First, I want to say that I agree *completely* with the main argument you’re making here. The larger crisis in the humanities is the real problem, and I understand your impatience. If the “digital humanities” does nothing but re-inscribe the old ways, then so what? I also think you’re basically right about digital history and its debt to the earlier public history movement (one of the most instructive failures in the history of history, if I may say, but that is another topic).
But I still want to push back against your characterization of gadgets. When you say this:
you’re echoing what I consider the founding insight of Media Studies; namely, McLuhan’s idea that what is important about a medium is the “change of scale or pace or pattern that it introduces into human affairs.” You are right to want to focus your attention here. It is hugely important for understanding our technological moment and its impact.
But you still need to build these media. You still need people to do the kind of work that I think you find slightly dull — the text analysis, the XML encoding, the GIS work, the thematic research archives, the word clouds, the authorship attribution, the stylometrics, the surveys.
I think, in fact, that this is precisely what distinguishes Media Studies from Digital Humanities. DH is about building things. Media Studies is about theorizing the built.

************

• Parts of the exercise:
A. In the comment on digital humanities, what does the writer say DH is about?
B. Output the part of the comment on digital humanities that starts with "I think, in" and goes on through "theorizing the built.".

************

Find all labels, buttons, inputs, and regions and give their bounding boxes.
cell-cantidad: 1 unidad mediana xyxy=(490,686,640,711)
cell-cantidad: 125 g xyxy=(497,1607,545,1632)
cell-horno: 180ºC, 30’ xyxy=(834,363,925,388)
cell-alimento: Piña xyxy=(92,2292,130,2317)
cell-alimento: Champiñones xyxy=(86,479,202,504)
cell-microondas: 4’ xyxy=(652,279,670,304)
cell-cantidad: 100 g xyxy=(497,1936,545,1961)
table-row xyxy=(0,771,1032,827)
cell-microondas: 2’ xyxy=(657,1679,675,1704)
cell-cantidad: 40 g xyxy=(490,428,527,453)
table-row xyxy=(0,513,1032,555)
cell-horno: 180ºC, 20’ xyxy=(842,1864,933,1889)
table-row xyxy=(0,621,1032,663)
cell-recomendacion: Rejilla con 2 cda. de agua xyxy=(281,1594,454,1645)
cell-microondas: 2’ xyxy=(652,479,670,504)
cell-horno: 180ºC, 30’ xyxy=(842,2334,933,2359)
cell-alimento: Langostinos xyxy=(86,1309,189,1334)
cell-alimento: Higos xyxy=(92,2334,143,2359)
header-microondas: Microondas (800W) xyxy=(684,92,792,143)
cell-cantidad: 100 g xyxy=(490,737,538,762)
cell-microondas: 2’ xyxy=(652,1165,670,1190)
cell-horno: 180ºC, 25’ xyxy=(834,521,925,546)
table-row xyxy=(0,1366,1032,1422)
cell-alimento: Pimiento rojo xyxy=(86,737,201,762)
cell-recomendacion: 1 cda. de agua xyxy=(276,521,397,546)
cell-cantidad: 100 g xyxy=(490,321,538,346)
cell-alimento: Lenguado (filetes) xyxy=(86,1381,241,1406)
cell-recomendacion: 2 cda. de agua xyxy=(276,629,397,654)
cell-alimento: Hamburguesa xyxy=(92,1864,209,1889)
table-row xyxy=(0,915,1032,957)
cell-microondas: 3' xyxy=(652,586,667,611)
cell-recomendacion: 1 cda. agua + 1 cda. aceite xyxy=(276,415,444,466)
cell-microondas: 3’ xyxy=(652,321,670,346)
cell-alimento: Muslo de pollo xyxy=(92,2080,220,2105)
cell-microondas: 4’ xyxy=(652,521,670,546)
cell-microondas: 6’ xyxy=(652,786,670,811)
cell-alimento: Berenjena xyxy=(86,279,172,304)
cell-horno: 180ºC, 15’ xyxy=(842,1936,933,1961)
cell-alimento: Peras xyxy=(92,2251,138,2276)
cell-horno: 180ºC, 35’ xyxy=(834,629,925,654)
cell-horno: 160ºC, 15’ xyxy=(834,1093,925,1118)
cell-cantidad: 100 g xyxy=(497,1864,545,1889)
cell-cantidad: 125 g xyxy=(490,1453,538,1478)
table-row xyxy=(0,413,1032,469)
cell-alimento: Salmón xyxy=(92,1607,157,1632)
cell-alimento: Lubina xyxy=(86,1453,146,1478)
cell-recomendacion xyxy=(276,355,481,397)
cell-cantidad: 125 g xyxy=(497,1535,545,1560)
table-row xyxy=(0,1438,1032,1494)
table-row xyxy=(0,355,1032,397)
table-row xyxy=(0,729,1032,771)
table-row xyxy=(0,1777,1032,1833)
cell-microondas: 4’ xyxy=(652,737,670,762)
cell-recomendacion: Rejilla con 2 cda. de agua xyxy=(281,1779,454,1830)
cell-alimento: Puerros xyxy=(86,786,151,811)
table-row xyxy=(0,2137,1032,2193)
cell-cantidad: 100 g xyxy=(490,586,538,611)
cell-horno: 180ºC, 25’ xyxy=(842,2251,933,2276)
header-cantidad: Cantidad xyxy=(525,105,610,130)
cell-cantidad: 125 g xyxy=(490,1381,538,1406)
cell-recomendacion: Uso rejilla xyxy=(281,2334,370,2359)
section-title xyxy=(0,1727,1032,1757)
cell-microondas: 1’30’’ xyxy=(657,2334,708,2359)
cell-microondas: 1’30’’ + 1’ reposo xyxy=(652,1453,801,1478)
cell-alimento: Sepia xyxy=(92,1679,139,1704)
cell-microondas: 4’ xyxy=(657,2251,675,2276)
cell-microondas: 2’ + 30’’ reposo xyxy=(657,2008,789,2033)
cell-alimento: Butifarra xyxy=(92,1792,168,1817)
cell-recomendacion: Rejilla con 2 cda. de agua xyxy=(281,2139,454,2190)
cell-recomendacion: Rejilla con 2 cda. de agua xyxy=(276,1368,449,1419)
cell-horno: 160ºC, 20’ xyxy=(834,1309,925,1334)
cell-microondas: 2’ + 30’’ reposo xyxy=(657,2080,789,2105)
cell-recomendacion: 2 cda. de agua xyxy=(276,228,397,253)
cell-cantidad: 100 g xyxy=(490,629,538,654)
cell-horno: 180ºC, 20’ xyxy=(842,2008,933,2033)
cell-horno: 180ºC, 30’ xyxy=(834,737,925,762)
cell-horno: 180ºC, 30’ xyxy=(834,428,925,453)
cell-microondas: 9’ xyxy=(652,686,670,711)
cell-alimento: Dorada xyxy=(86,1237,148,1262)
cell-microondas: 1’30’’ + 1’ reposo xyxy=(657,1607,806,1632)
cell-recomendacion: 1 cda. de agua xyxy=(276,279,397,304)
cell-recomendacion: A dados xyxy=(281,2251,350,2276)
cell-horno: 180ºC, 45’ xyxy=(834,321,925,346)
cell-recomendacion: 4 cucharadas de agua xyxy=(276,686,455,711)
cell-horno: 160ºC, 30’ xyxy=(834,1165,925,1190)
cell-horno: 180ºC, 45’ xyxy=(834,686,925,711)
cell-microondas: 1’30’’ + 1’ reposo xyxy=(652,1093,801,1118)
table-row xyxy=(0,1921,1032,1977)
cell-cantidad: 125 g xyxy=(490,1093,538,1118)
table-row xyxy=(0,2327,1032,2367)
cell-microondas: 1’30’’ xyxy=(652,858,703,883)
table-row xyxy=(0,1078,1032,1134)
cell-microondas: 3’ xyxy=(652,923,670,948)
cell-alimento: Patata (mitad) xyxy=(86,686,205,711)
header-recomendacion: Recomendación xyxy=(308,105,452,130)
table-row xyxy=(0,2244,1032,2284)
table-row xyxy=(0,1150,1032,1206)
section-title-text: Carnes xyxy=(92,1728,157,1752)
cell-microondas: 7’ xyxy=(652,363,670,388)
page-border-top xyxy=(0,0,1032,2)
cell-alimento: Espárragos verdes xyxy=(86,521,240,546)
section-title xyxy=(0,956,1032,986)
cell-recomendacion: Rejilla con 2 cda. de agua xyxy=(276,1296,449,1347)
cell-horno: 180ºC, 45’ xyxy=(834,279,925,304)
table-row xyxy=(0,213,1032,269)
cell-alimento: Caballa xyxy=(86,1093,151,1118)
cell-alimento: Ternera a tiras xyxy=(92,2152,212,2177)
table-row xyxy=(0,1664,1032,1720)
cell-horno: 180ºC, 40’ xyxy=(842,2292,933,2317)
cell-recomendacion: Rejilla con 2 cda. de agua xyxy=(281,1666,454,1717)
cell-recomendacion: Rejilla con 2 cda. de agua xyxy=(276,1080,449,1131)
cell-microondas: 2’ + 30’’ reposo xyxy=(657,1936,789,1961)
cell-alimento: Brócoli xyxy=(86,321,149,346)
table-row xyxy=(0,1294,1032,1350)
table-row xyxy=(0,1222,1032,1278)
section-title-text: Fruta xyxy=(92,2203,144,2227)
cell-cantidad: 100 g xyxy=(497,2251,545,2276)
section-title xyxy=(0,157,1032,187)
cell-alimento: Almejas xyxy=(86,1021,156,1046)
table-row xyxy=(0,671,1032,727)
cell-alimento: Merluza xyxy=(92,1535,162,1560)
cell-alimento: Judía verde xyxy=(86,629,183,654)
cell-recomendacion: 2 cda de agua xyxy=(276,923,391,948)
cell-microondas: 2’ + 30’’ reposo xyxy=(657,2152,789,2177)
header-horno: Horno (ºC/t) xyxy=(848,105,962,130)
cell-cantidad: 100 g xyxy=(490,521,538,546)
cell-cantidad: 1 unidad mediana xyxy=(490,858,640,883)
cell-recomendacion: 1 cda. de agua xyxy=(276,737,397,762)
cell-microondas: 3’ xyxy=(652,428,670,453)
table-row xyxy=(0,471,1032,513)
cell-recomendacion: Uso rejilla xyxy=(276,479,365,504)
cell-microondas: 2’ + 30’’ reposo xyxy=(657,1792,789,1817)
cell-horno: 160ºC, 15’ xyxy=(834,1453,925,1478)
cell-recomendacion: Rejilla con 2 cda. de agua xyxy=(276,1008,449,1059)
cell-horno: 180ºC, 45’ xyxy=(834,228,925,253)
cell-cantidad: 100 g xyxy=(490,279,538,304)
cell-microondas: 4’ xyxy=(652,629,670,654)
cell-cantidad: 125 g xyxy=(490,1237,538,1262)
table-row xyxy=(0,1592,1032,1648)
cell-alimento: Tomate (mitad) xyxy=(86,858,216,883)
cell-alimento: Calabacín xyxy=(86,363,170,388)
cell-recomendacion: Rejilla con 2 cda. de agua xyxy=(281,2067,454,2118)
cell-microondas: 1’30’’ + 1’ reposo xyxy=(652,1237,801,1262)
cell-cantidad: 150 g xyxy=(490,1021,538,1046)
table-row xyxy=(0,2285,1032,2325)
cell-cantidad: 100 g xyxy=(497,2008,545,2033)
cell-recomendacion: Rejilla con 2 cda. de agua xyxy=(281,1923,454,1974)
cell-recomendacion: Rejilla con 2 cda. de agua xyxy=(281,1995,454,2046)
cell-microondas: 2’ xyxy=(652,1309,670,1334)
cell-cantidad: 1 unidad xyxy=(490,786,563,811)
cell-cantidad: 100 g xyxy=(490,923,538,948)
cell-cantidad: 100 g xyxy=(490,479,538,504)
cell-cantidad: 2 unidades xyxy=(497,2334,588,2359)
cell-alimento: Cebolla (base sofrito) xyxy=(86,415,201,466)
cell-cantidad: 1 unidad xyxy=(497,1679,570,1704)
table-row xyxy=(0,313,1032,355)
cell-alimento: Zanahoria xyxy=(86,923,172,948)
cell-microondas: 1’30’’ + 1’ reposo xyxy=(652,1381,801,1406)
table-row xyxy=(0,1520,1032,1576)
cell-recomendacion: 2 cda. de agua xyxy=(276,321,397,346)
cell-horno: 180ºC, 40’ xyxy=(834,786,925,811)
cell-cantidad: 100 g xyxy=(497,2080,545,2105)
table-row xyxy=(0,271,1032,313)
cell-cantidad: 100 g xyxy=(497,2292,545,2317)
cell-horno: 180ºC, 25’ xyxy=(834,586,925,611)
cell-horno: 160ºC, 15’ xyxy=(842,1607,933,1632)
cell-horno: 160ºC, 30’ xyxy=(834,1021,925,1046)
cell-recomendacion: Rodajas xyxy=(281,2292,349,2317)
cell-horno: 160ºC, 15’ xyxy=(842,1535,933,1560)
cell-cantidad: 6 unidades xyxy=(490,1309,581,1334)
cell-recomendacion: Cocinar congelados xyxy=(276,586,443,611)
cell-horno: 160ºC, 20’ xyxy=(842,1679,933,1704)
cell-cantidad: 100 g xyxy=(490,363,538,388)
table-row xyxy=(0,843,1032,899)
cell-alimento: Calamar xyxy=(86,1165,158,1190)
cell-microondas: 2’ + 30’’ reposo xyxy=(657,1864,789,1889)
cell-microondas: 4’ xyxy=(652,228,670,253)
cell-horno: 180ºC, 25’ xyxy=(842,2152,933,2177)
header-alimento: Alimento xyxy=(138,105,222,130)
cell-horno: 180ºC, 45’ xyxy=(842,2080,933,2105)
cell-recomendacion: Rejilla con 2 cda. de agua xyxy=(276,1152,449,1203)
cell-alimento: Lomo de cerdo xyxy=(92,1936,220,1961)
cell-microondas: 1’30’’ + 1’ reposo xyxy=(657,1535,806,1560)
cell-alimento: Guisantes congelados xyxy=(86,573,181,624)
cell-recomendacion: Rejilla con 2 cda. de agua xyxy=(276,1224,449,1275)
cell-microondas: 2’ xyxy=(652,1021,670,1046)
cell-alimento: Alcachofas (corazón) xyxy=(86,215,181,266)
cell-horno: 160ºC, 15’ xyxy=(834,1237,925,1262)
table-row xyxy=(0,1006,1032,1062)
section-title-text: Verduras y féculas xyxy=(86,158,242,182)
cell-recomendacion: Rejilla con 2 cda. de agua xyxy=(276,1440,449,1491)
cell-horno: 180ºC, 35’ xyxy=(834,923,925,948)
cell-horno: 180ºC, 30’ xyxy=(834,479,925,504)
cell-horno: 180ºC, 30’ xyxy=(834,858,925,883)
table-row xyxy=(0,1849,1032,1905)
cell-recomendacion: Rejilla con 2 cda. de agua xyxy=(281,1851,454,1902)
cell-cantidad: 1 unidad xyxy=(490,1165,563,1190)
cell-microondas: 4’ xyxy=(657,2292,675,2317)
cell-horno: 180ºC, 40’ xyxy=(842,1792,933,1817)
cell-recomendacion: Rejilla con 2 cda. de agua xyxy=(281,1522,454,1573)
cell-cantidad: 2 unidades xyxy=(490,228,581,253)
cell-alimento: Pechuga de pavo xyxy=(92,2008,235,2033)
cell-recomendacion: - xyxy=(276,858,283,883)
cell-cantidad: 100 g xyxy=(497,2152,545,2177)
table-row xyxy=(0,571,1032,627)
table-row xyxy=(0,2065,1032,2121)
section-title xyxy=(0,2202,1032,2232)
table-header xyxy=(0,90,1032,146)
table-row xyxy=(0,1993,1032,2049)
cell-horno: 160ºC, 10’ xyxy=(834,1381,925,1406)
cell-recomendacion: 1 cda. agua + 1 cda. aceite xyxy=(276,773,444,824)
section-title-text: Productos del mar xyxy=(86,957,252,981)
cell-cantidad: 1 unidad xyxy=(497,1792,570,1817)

************

• Responses to the tasks:
A. DH is about building things.

B.
I think, in fact, that this is precisely what distinguishes Media Studies from Digital Humanities. DH is about building things. Media Studies is about theorizing the built.